====== Given records ======

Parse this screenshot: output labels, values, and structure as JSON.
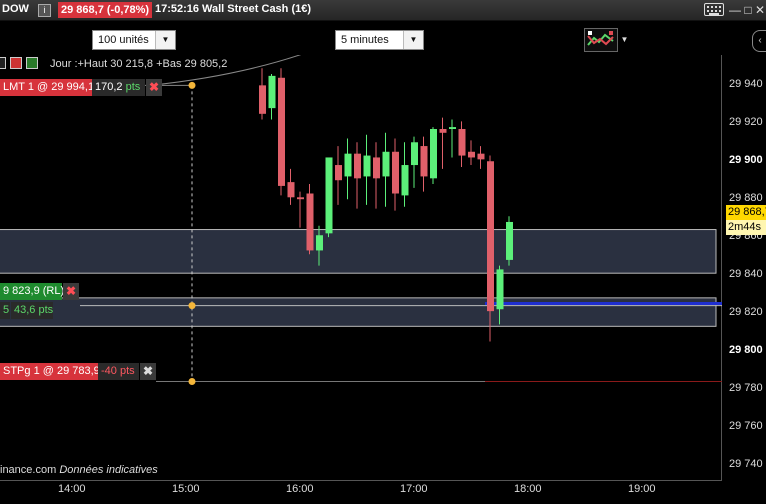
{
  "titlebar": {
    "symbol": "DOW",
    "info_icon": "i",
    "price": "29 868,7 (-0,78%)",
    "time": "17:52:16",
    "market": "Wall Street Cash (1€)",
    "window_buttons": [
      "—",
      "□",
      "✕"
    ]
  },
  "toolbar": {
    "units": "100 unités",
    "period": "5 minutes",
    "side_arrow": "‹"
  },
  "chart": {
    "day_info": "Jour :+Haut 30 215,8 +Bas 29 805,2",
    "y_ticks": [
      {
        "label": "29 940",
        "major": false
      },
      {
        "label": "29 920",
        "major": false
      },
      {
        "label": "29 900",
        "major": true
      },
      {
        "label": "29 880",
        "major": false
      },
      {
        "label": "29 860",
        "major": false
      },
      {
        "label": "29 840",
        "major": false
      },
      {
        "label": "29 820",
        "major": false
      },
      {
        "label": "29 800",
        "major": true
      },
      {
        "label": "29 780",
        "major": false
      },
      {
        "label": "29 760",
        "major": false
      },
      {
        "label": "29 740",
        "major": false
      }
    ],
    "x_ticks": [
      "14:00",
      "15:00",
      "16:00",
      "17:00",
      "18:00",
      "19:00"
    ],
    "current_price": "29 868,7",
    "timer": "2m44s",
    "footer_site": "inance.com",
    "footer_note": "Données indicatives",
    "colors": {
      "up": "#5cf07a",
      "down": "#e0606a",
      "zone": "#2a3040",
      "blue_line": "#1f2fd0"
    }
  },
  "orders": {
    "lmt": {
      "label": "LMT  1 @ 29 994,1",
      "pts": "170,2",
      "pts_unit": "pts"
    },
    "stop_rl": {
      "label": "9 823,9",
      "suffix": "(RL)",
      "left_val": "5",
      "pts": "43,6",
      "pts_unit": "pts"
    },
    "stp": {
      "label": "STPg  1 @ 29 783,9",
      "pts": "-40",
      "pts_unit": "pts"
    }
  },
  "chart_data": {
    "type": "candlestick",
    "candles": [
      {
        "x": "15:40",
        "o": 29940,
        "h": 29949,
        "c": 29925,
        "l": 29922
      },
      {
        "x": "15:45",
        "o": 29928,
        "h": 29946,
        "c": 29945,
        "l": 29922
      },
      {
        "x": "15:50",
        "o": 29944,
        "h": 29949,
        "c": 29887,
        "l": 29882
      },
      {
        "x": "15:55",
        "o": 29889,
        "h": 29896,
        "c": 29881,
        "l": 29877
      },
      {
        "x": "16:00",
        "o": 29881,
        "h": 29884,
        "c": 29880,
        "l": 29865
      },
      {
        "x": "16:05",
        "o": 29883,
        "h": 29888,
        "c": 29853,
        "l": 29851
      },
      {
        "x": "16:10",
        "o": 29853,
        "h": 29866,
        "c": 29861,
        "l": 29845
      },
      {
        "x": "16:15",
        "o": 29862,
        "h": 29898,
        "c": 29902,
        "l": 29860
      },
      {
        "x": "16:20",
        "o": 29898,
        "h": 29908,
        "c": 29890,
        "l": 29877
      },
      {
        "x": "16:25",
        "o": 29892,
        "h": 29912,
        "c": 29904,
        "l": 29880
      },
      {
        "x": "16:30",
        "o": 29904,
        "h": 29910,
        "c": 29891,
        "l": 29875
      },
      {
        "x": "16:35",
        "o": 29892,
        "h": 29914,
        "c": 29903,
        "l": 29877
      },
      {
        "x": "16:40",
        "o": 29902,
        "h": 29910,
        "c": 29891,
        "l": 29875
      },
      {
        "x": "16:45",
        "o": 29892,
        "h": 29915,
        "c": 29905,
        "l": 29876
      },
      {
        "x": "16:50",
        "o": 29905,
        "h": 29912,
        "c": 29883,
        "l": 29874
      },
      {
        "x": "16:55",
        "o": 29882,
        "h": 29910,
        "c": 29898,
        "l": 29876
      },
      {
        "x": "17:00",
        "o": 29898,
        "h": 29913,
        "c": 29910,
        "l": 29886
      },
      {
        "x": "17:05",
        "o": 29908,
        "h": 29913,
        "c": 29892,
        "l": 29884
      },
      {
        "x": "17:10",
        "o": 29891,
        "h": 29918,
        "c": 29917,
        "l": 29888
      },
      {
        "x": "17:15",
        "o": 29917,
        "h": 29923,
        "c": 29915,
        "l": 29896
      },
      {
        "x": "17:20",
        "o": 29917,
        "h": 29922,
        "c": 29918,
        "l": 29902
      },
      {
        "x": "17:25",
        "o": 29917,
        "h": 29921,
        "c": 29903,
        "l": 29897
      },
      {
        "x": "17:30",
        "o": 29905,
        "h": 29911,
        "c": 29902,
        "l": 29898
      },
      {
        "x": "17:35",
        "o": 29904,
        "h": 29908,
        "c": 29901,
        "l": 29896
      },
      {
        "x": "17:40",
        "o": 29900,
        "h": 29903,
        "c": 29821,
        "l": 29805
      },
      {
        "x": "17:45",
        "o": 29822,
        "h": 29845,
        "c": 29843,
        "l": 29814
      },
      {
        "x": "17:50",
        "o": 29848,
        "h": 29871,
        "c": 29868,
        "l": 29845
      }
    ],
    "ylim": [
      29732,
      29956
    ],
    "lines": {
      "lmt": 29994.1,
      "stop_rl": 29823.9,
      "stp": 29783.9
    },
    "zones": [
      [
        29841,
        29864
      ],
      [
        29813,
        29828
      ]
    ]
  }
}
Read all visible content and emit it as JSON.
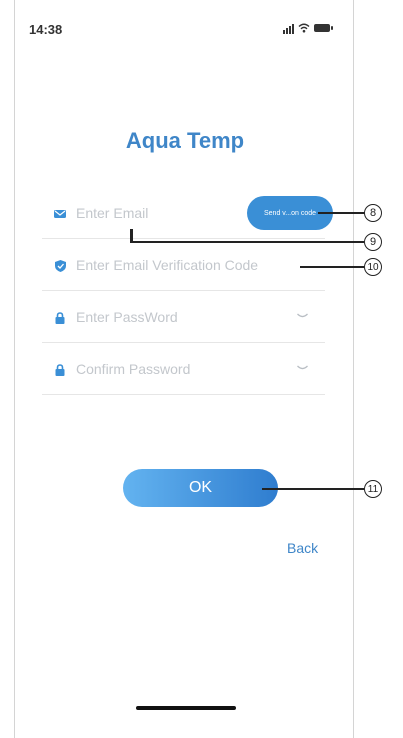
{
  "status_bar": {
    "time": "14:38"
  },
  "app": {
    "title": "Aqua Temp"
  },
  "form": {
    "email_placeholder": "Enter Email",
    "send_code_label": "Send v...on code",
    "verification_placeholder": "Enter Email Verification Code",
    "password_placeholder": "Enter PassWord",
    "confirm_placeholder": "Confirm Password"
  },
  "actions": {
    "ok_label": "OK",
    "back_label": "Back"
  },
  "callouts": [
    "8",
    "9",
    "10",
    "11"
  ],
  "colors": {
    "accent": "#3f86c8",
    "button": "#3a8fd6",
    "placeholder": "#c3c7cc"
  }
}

======

-- Goal of the exercise --
Output the full set of records above without changing a word, and drop the images.

-- Output of the exercise --
Parse this screenshot: output labels, values, and structure as JSON.
{
  "titlebar": {
    "symbol": "DOW",
    "info_icon": "i",
    "price": "29 868,7 (-0,78%)",
    "time": "17:52:16",
    "market": "Wall Street Cash (1€)",
    "window_buttons": [
      "—",
      "□",
      "✕"
    ]
  },
  "toolbar": {
    "units": "100 unités",
    "period": "5 minutes",
    "side_arrow": "‹"
  },
  "chart": {
    "day_info": "Jour :+Haut 30 215,8 +Bas 29 805,2",
    "y_ticks": [
      {
        "label": "29 940",
        "major": false
      },
      {
        "label": "29 920",
        "major": false
      },
      {
        "label": "29 900",
        "major": true
      },
      {
        "label": "29 880",
        "major": false
      },
      {
        "label": "29 860",
        "major": false
      },
      {
        "label": "29 840",
        "major": false
      },
      {
        "label": "29 820",
        "major": false
      },
      {
        "label": "29 800",
        "major": true
      },
      {
        "label": "29 780",
        "major": false
      },
      {
        "label": "29 760",
        "major": false
      },
      {
        "label": "29 740",
        "major": false
      }
    ],
    "x_ticks": [
      "14:00",
      "15:00",
      "16:00",
      "17:00",
      "18:00",
      "19:00"
    ],
    "current_price": "29 868,7",
    "timer": "2m44s",
    "footer_site": "inance.com",
    "footer_note": "Données indicatives",
    "colors": {
      "up": "#5cf07a",
      "down": "#e0606a",
      "zone": "#2a3040",
      "blue_line": "#1f2fd0"
    }
  },
  "orders": {
    "lmt": {
      "label": "LMT  1 @ 29 994,1",
      "pts": "170,2",
      "pts_unit": "pts"
    },
    "stop_rl": {
      "label": "9 823,9",
      "suffix": "(RL)",
      "left_val": "5",
      "pts": "43,6",
      "pts_unit": "pts"
    },
    "stp": {
      "label": "STPg  1 @ 29 783,9",
      "pts": "-40",
      "pts_unit": "pts"
    }
  },
  "chart_data": {
    "type": "candlestick",
    "candles": [
      {
        "x": "15:40",
        "o": 29940,
        "h": 29949,
        "c": 29925,
        "l": 29922
      },
      {
        "x": "15:45",
        "o": 29928,
        "h": 29946,
        "c": 29945,
        "l": 29922
      },
      {
        "x": "15:50",
        "o": 29944,
        "h": 29949,
        "c": 29887,
        "l": 29882
      },
      {
        "x": "15:55",
        "o": 29889,
        "h": 29896,
        "c": 29881,
        "l": 29877
      },
      {
        "x": "16:00",
        "o": 29881,
        "h": 29884,
        "c": 29880,
        "l": 29865
      },
      {
        "x": "16:05",
        "o": 29883,
        "h": 29888,
        "c": 29853,
        "l": 29851
      },
      {
        "x": "16:10",
        "o": 29853,
        "h": 29866,
        "c": 29861,
        "l": 29845
      },
      {
        "x": "16:15",
        "o": 29862,
        "h": 29898,
        "c": 29902,
        "l": 29860
      },
      {
        "x": "16:20",
        "o": 29898,
        "h": 29908,
        "c": 29890,
        "l": 29877
      },
      {
        "x": "16:25",
        "o": 29892,
        "h": 29912,
        "c": 29904,
        "l": 29880
      },
      {
        "x": "16:30",
        "o": 29904,
        "h": 29910,
        "c": 29891,
        "l": 29875
      },
      {
        "x": "16:35",
        "o": 29892,
        "h": 29914,
        "c": 29903,
        "l": 29877
      },
      {
        "x": "16:40",
        "o": 29902,
        "h": 29910,
        "c": 29891,
        "l": 29875
      },
      {
        "x": "16:45",
        "o": 29892,
        "h": 29915,
        "c": 29905,
        "l": 29876
      },
      {
        "x": "16:50",
        "o": 29905,
        "h": 29912,
        "c": 29883,
        "l": 29874
      },
      {
        "x": "16:55",
        "o": 29882,
        "h": 29910,
        "c": 29898,
        "l": 29876
      },
      {
        "x": "17:00",
        "o": 29898,
        "h": 29913,
        "c": 29910,
        "l": 29886
      },
      {
        "x": "17:05",
        "o": 29908,
        "h": 29913,
        "c": 29892,
        "l": 29884
      },
      {
        "x": "17:10",
        "o": 29891,
        "h": 29918,
        "c": 29917,
        "l": 29888
      },
      {
        "x": "17:15",
        "o": 29917,
        "h": 29923,
        "c": 29915,
        "l": 29896
      },
      {
        "x": "17:20",
        "o": 29917,
        "h": 29922,
        "c": 29918,
        "l": 29902
      },
      {
        "x": "17:25",
        "o": 29917,
        "h": 29921,
        "c": 29903,
        "l": 29897
      },
      {
        "x": "17:30",
        "o": 29905,
        "h": 29911,
        "c": 29902,
        "l": 29898
      },
      {
        "x": "17:35",
        "o": 29904,
        "h": 29908,
        "c": 29901,
        "l": 29896
      },
      {
        "x": "17:40",
        "o": 29900,
        "h": 29903,
        "c": 29821,
        "l": 29805
      },
      {
        "x": "17:45",
        "o": 29822,
        "h": 29845,
        "c": 29843,
        "l": 29814
      },
      {
        "x": "17:50",
        "o": 29848,
        "h": 29871,
        "c": 29868,
        "l": 29845
      }
    ],
    "ylim": [
      29732,
      29956
    ],
    "lines": {
      "lmt": 29994.1,
      "stop_rl": 29823.9,
      "stp": 29783.9
    },
    "zones": [
      [
        29841,
        29864
      ],
      [
        29813,
        29828
      ]
    ]
  }
}
Read all visible content and emit it as JSON.
{
  "status_bar": {
    "time": "14:38"
  },
  "app": {
    "title": "Aqua Temp"
  },
  "form": {
    "email_placeholder": "Enter Email",
    "send_code_label": "Send v...on code",
    "verification_placeholder": "Enter Email Verification Code",
    "password_placeholder": "Enter PassWord",
    "confirm_placeholder": "Confirm Password"
  },
  "actions": {
    "ok_label": "OK",
    "back_label": "Back"
  },
  "callouts": [
    "8",
    "9",
    "10",
    "11"
  ],
  "colors": {
    "accent": "#3f86c8",
    "button": "#3a8fd6",
    "placeholder": "#c3c7cc"
  }
}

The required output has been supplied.